### THE TASK
Set all the material down again unchanged, without the pictures.

[Stored data]
-------------------------
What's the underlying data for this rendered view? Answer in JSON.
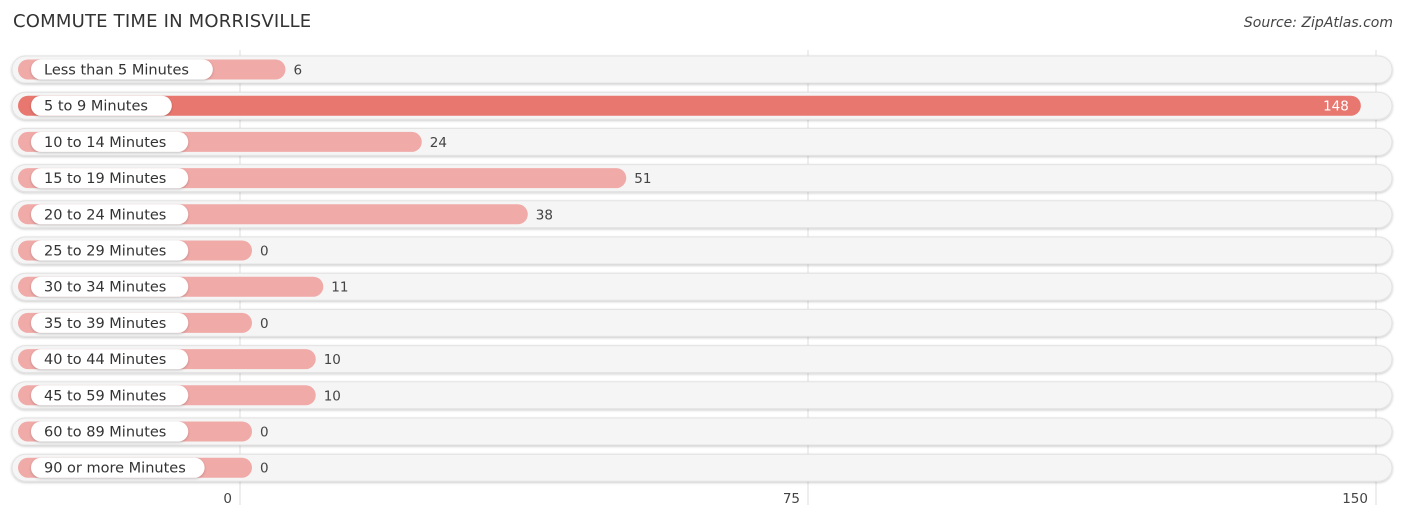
{
  "chart_data": {
    "type": "bar",
    "orientation": "horizontal",
    "title": "COMMUTE TIME IN MORRISVILLE",
    "source": "Source: ZipAtlas.com",
    "categories": [
      "Less than 5 Minutes",
      "5 to 9 Minutes",
      "10 to 14 Minutes",
      "15 to 19 Minutes",
      "20 to 24 Minutes",
      "25 to 29 Minutes",
      "30 to 34 Minutes",
      "35 to 39 Minutes",
      "40 to 44 Minutes",
      "45 to 59 Minutes",
      "60 to 89 Minutes",
      "90 or more Minutes"
    ],
    "values": [
      6,
      148,
      24,
      51,
      38,
      0,
      11,
      0,
      10,
      10,
      0,
      0
    ],
    "xlim": [
      0,
      150
    ],
    "xticks": [
      "0",
      "75",
      "150"
    ],
    "xtick_values": [
      0,
      75,
      150
    ],
    "grid": true,
    "colors": {
      "bar": "#f0aaa8",
      "bar_highlight": "#e8776f",
      "track": "#f5f5f5"
    }
  }
}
-------------------------
### EXPECTED OUTPUT
What's the underlying data for this rendered view? Answer in JSON.
{
  "chart_data": {
    "type": "bar",
    "orientation": "horizontal",
    "title": "COMMUTE TIME IN MORRISVILLE",
    "source": "Source: ZipAtlas.com",
    "categories": [
      "Less than 5 Minutes",
      "5 to 9 Minutes",
      "10 to 14 Minutes",
      "15 to 19 Minutes",
      "20 to 24 Minutes",
      "25 to 29 Minutes",
      "30 to 34 Minutes",
      "35 to 39 Minutes",
      "40 to 44 Minutes",
      "45 to 59 Minutes",
      "60 to 89 Minutes",
      "90 or more Minutes"
    ],
    "values": [
      6,
      148,
      24,
      51,
      38,
      0,
      11,
      0,
      10,
      10,
      0,
      0
    ],
    "xlim": [
      0,
      150
    ],
    "xticks": [
      "0",
      "75",
      "150"
    ],
    "xtick_values": [
      0,
      75,
      150
    ],
    "grid": true,
    "colors": {
      "bar": "#f0aaa8",
      "bar_highlight": "#e8776f",
      "track": "#f5f5f5"
    }
  }
}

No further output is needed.